_Your objective_
Reproduce every line of the records below without altering any character.

_Provided entries_
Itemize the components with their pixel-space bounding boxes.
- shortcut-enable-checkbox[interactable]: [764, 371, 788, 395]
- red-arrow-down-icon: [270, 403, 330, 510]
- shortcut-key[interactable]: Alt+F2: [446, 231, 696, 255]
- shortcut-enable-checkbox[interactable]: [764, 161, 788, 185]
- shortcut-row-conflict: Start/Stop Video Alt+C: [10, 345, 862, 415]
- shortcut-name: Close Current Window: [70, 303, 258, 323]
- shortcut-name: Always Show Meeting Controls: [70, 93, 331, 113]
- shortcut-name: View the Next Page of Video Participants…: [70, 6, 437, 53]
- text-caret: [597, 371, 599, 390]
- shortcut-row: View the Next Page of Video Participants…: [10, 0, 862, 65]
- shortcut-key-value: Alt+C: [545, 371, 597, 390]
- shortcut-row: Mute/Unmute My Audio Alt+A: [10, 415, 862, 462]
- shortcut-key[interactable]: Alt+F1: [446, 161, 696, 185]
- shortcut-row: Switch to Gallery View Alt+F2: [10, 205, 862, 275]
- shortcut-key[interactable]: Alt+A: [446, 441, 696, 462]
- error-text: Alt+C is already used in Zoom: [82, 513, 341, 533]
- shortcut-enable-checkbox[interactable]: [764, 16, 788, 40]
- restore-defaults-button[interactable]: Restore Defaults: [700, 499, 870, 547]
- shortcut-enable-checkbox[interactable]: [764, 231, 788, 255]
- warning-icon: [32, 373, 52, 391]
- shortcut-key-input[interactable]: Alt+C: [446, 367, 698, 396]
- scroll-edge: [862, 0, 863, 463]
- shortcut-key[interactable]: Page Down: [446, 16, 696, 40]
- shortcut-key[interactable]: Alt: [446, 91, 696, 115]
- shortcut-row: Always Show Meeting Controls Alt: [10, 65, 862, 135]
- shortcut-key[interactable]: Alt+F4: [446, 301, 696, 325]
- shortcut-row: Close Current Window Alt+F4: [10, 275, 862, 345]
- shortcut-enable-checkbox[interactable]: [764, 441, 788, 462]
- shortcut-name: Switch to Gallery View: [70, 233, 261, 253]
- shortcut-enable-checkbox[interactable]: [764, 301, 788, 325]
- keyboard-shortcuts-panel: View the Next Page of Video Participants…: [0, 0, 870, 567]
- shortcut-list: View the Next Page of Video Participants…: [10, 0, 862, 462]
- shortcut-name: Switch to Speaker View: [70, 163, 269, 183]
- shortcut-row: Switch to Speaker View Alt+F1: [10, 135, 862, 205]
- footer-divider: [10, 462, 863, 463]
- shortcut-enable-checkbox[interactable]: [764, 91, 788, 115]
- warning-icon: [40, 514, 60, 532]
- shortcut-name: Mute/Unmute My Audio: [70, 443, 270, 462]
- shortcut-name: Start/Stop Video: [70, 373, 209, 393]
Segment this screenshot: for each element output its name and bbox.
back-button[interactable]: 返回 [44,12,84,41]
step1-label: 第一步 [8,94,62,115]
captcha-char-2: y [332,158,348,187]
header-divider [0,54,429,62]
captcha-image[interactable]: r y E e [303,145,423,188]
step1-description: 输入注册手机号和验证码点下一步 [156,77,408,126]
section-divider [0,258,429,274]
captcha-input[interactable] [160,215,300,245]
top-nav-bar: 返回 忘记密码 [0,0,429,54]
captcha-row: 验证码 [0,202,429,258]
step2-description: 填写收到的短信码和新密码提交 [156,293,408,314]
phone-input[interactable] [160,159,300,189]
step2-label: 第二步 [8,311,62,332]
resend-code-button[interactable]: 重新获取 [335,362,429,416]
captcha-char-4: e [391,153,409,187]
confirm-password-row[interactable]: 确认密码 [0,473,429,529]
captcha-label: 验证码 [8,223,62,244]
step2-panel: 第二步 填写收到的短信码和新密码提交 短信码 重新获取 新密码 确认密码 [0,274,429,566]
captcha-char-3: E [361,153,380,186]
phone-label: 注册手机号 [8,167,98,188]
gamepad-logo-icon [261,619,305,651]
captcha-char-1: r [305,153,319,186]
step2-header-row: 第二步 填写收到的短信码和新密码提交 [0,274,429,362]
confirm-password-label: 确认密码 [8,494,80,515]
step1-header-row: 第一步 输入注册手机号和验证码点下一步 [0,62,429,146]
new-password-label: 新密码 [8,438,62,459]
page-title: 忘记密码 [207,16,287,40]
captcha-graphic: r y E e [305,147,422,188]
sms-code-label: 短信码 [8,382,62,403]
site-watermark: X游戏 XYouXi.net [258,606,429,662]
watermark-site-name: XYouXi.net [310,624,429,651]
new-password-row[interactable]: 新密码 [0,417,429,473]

_Finished task_
Itemize the components with their pixel-space bounding boxes.
- shortcut-enable-checkbox[interactable]: [764, 371, 788, 395]
- red-arrow-down-icon: [270, 403, 330, 510]
- shortcut-key[interactable]: Alt+F2: [446, 231, 696, 255]
- shortcut-enable-checkbox[interactable]: [764, 161, 788, 185]
- shortcut-row-conflict: Start/Stop Video Alt+C: [10, 345, 862, 415]
- shortcut-name: Close Current Window: [70, 303, 258, 323]
- shortcut-name: Always Show Meeting Controls: [70, 93, 331, 113]
- shortcut-name: View the Next Page of Video Participants…: [70, 6, 437, 53]
- text-caret: [597, 371, 599, 390]
- shortcut-row: View the Next Page of Video Participants…: [10, 0, 862, 65]
- shortcut-key-value: Alt+C: [545, 371, 597, 390]
- shortcut-row: Mute/Unmute My Audio Alt+A: [10, 415, 862, 462]
- shortcut-key[interactable]: Alt+F1: [446, 161, 696, 185]
- shortcut-row: Switch to Gallery View Alt+F2: [10, 205, 862, 275]
- shortcut-key[interactable]: Alt+A: [446, 441, 696, 462]
- error-text: Alt+C is already used in Zoom: [82, 513, 341, 533]
- shortcut-enable-checkbox[interactable]: [764, 16, 788, 40]
- restore-defaults-button[interactable]: Restore Defaults: [700, 499, 870, 547]
- shortcut-enable-checkbox[interactable]: [764, 231, 788, 255]
- warning-icon: [32, 373, 52, 391]
- shortcut-key-input[interactable]: Alt+C: [446, 367, 698, 396]
- scroll-edge: [862, 0, 863, 463]
- shortcut-key[interactable]: Page Down: [446, 16, 696, 40]
- shortcut-key[interactable]: Alt: [446, 91, 696, 115]
- shortcut-row: Always Show Meeting Controls Alt: [10, 65, 862, 135]
- shortcut-key[interactable]: Alt+F4: [446, 301, 696, 325]
- shortcut-row: Close Current Window Alt+F4: [10, 275, 862, 345]
- shortcut-enable-checkbox[interactable]: [764, 441, 788, 462]
- shortcut-name: Switch to Gallery View: [70, 233, 261, 253]
- shortcut-enable-checkbox[interactable]: [764, 301, 788, 325]
- keyboard-shortcuts-panel: View the Next Page of Video Participants…: [0, 0, 870, 567]
- shortcut-list: View the Next Page of Video Participants…: [10, 0, 862, 462]
- shortcut-name: Switch to Speaker View: [70, 163, 269, 183]
- shortcut-row: Switch to Speaker View Alt+F1: [10, 135, 862, 205]
- footer-divider: [10, 462, 863, 463]
- shortcut-enable-checkbox[interactable]: [764, 91, 788, 115]
- warning-icon: [40, 514, 60, 532]
- shortcut-name: Mute/Unmute My Audio: [70, 443, 270, 462]
- shortcut-name: Start/Stop Video: [70, 373, 209, 393]
Segment this screenshot: for each element output its name and bbox.
back-button[interactable]: 返回 [44,12,84,41]
step1-label: 第一步 [8,94,62,115]
captcha-char-2: y [332,158,348,187]
header-divider [0,54,429,62]
captcha-image[interactable]: r y E e [303,145,423,188]
step1-description: 输入注册手机号和验证码点下一步 [156,77,408,126]
section-divider [0,258,429,274]
captcha-input[interactable] [160,215,300,245]
top-nav-bar: 返回 忘记密码 [0,0,429,54]
captcha-row: 验证码 [0,202,429,258]
step2-description: 填写收到的短信码和新密码提交 [156,293,408,314]
phone-input[interactable] [160,159,300,189]
step2-label: 第二步 [8,311,62,332]
resend-code-button[interactable]: 重新获取 [335,362,429,416]
captcha-char-4: e [391,153,409,187]
confirm-password-row[interactable]: 确认密码 [0,473,429,529]
captcha-label: 验证码 [8,223,62,244]
step2-panel: 第二步 填写收到的短信码和新密码提交 短信码 重新获取 新密码 确认密码 [0,274,429,566]
captcha-char-3: E [361,153,380,186]
phone-label: 注册手机号 [8,167,98,188]
gamepad-logo-icon [261,619,305,651]
captcha-char-1: r [305,153,319,186]
step2-header-row: 第二步 填写收到的短信码和新密码提交 [0,274,429,362]
confirm-password-label: 确认密码 [8,494,80,515]
step1-header-row: 第一步 输入注册手机号和验证码点下一步 [0,62,429,146]
new-password-label: 新密码 [8,438,62,459]
page-title: 忘记密码 [207,16,287,40]
captcha-graphic: r y E e [305,147,422,188]
sms-code-label: 短信码 [8,382,62,403]
site-watermark: X游戏 XYouXi.net [258,606,429,662]
watermark-site-name: XYouXi.net [310,624,429,651]
new-password-row[interactable]: 新密码 [0,417,429,473]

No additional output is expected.